--- EXCERPTED RECORDS ---
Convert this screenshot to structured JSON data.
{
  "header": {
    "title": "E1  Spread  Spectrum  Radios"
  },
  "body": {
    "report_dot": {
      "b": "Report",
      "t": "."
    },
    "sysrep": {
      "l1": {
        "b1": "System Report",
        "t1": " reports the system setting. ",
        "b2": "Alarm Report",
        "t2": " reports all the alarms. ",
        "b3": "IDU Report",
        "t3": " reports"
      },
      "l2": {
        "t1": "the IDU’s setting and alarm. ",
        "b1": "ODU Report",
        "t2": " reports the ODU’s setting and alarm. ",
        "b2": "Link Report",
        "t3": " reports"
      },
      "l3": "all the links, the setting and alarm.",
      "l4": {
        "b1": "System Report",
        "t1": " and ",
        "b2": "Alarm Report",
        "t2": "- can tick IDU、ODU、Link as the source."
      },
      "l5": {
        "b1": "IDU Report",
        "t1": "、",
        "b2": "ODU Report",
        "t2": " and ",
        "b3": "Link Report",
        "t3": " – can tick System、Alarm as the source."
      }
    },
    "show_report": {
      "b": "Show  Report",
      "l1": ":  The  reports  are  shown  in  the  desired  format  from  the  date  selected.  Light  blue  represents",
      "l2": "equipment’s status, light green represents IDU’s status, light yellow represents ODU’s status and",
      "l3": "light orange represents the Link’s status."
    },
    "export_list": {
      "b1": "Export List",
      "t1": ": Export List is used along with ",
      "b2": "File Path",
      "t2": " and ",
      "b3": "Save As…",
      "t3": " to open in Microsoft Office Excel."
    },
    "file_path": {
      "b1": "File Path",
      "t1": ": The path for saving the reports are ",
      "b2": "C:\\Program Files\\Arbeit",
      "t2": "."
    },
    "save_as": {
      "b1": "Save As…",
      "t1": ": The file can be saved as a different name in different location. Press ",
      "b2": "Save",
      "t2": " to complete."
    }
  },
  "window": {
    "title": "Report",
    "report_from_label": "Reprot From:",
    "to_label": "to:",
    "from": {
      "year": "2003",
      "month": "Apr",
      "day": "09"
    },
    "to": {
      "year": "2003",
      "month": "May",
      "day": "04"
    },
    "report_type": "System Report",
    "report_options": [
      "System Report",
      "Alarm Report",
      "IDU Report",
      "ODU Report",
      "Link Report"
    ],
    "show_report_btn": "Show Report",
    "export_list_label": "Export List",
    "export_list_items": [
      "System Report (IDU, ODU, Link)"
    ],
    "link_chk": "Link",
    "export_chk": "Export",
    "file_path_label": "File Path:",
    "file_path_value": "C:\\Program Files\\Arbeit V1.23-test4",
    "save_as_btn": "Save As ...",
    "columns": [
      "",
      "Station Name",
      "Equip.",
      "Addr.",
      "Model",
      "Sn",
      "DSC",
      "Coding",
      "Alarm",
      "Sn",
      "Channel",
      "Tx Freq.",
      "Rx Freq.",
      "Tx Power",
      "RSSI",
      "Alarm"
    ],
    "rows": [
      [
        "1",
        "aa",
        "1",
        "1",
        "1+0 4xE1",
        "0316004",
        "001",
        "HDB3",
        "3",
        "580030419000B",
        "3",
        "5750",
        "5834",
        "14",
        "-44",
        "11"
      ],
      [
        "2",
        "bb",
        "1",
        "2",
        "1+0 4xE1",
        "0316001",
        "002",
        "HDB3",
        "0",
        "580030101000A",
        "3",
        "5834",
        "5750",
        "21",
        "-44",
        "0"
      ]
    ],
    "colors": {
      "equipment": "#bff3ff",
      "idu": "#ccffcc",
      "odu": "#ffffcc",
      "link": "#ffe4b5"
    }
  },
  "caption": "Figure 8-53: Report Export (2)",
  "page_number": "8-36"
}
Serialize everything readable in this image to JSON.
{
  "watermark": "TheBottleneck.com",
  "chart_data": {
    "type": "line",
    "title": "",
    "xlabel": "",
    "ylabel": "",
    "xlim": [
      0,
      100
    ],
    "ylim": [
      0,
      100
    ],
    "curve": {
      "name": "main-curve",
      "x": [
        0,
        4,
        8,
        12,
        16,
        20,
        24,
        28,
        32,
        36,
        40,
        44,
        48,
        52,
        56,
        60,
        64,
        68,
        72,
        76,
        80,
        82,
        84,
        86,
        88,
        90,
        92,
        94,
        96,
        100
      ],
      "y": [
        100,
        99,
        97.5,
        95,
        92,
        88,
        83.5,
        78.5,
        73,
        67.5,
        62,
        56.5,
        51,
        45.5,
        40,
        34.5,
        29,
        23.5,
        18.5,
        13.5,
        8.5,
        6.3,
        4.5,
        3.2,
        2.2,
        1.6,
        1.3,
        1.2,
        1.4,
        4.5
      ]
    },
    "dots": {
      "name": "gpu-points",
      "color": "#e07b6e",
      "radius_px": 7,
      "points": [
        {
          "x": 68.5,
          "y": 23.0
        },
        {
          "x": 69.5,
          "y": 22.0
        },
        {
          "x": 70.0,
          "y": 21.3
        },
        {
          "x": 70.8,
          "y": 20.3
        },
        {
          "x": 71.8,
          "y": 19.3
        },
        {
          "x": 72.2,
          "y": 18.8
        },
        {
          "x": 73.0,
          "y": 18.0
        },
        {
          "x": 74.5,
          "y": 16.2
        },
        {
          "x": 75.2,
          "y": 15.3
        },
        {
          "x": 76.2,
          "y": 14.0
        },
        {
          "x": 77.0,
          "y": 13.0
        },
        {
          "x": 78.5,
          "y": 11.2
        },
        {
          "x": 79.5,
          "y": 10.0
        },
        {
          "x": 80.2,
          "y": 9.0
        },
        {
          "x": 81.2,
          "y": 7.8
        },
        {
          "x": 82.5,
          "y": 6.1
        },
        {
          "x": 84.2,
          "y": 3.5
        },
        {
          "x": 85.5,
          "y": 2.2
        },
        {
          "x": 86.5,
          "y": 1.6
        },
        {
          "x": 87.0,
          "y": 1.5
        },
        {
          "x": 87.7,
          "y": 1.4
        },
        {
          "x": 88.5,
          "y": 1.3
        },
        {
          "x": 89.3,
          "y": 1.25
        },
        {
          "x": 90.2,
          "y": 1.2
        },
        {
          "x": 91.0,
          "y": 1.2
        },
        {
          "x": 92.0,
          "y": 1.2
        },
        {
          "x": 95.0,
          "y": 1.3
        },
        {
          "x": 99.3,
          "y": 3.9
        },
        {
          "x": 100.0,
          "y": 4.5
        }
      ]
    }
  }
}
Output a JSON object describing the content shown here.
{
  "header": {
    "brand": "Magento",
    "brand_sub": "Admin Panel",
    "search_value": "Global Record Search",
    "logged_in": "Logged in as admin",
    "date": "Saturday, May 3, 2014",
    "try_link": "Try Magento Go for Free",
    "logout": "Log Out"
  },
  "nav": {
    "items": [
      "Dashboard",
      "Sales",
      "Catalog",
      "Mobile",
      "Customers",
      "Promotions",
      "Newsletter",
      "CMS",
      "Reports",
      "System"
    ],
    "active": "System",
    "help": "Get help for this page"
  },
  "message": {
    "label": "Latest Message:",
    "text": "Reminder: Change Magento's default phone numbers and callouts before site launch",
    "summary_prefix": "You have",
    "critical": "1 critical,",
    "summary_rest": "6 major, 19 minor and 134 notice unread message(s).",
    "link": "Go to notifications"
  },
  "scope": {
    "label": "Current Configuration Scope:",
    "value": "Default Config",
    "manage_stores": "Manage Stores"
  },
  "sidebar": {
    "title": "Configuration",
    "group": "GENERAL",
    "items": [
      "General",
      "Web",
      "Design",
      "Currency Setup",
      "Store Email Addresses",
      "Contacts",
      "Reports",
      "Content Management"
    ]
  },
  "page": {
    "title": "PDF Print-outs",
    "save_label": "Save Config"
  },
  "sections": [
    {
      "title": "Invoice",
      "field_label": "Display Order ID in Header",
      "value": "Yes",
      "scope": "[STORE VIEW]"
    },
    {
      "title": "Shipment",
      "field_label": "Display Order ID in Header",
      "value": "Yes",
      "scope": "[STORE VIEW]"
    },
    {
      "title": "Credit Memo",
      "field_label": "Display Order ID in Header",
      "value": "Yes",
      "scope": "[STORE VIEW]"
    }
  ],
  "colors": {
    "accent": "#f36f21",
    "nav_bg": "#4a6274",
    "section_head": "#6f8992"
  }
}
---
WORK TO COMPLETE -> Only the lines from the one containing "Output a JSON" to the end of the data should be printed, exactly as they stand.

WORKED ANSWER ->
Output a JSON object describing the content shown here.
{
  "header": {
    "brand": "Magento",
    "brand_sub": "Admin Panel",
    "search_value": "Global Record Search",
    "logged_in": "Logged in as admin",
    "date": "Saturday, May 3, 2014",
    "try_link": "Try Magento Go for Free",
    "logout": "Log Out"
  },
  "nav": {
    "items": [
      "Dashboard",
      "Sales",
      "Catalog",
      "Mobile",
      "Customers",
      "Promotions",
      "Newsletter",
      "CMS",
      "Reports",
      "System"
    ],
    "active": "System",
    "help": "Get help for this page"
  },
  "message": {
    "label": "Latest Message:",
    "text": "Reminder: Change Magento's default phone numbers and callouts before site launch",
    "summary_prefix": "You have",
    "critical": "1 critical,",
    "summary_rest": "6 major, 19 minor and 134 notice unread message(s).",
    "link": "Go to notifications"
  },
  "scope": {
    "label": "Current Configuration Scope:",
    "value": "Default Config",
    "manage_stores": "Manage Stores"
  },
  "sidebar": {
    "title": "Configuration",
    "group": "GENERAL",
    "items": [
      "General",
      "Web",
      "Design",
      "Currency Setup",
      "Store Email Addresses",
      "Contacts",
      "Reports",
      "Content Management"
    ]
  },
  "page": {
    "title": "PDF Print-outs",
    "save_label": "Save Config"
  },
  "sections": [
    {
      "title": "Invoice",
      "field_label": "Display Order ID in Header",
      "value": "Yes",
      "scope": "[STORE VIEW]"
    },
    {
      "title": "Shipment",
      "field_label": "Display Order ID in Header",
      "value": "Yes",
      "scope": "[STORE VIEW]"
    },
    {
      "title": "Credit Memo",
      "field_label": "Display Order ID in Header",
      "value": "Yes",
      "scope": "[STORE VIEW]"
    }
  ],
  "colors": {
    "accent": "#f36f21",
    "nav_bg": "#4a6274",
    "section_head": "#6f8992"
  }
}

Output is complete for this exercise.